> _WORK REQUEST A_
In the announcement about the Rocket League news portal, reproduce the passage word for word, starting at "X1 Entertainment Group Launches" and ending at "League fan community.".
> _WORK REQUEST B_
Answer these questions from the announcement about the Rocket League news portal:
(i) Which two news properties did X1 merge?
(ii) How is X1 Entertainment Group Inc. described?
(iii) What is the web address of the new sports news outlet?

> _SELECTED TEXT_
##########

X1 Entertainment Group Launches New Rocket League News Portal Creating Global Hub for Rocket League Fan Community

  • X1 merges owned news properties ShiftRLE and Octane.gg to create ‘the primary sports media network of Rocket League'
  • www.ShiftRLE.gg will target millions of daily Rocket League players and feature extensive play-by-play and game-by-game statistics, player and team pages, events calendar, live video, fantasy sports, and news on roster reports and rumors

X1 Entertainment Group Inc. (CSE: XONE; OTCQX: XOEEF; FSE: ZI0) ("X1" or the "Company"), a video games and media portfolio company, has today announced the launch of www.ShiftRLE.gg an all-new sports news outlet aimed at the global Rocket League fan community.

##########

> _DATASET RECORDS_

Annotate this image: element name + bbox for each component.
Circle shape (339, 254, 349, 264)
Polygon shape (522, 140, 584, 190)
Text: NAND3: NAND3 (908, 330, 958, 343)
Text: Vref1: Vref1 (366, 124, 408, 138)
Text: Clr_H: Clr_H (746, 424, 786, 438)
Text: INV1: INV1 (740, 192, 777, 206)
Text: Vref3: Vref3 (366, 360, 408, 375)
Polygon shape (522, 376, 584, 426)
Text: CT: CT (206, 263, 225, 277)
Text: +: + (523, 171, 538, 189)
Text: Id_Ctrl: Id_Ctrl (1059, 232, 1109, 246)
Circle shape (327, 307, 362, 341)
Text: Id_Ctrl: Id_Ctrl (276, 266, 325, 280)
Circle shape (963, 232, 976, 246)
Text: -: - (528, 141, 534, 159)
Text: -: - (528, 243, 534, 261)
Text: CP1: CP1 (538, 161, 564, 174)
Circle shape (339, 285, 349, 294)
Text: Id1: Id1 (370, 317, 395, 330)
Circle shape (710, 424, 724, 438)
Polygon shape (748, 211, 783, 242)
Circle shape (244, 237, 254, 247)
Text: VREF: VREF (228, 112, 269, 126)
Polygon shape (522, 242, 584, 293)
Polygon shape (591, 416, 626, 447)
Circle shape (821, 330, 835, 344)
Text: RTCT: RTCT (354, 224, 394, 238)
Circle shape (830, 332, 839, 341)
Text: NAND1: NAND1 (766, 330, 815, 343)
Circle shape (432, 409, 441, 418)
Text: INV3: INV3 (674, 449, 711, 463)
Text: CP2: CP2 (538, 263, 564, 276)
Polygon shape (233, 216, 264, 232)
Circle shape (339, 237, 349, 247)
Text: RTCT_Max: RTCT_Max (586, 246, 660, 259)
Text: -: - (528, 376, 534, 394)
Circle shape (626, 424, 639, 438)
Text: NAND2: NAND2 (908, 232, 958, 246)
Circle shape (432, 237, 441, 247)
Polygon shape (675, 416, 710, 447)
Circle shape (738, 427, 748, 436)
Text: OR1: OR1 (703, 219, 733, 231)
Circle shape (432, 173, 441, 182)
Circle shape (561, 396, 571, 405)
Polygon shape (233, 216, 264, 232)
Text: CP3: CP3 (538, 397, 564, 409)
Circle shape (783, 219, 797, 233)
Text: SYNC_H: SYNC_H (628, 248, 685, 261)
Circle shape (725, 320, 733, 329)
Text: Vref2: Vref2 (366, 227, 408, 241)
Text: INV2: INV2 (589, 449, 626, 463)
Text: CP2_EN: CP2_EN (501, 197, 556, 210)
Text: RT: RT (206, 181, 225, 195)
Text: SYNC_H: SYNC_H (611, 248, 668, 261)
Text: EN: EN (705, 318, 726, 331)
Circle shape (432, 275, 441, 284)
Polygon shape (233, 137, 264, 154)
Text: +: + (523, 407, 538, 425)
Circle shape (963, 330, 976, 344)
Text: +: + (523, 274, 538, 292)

##########

> _ANSWER SPACE A_
X1 Entertainment Group Launches New Rocket League News Portal Creating Global Hub for Rocket League Fan Community

  • X1 merges owned news properties ShiftRLE and Octane.gg to create ‘the primary sports media network of Rocket League'
  • www.ShiftRLE.gg will target millions of daily Rocket League players and feature extensive play-by-play and game-by-game statistics, player and team pages, events calendar, live video, fantasy sports, and news on roster reports and rumors

X1 Entertainment Group Inc. (CSE: XONE; OTCQX: XOEEF; FSE: ZI0) ("X1" or the "Company"), a video games and media portfolio company, has today announced the launch of www.ShiftRLE.gg an all-new sports news outlet aimed at the global Rocket League fan community.

> _ANSWER SPACE B_
(i) ShiftRLE and Octane.gg
(ii) A video games and media portfolio company
(iii) www.ShiftRLE.gg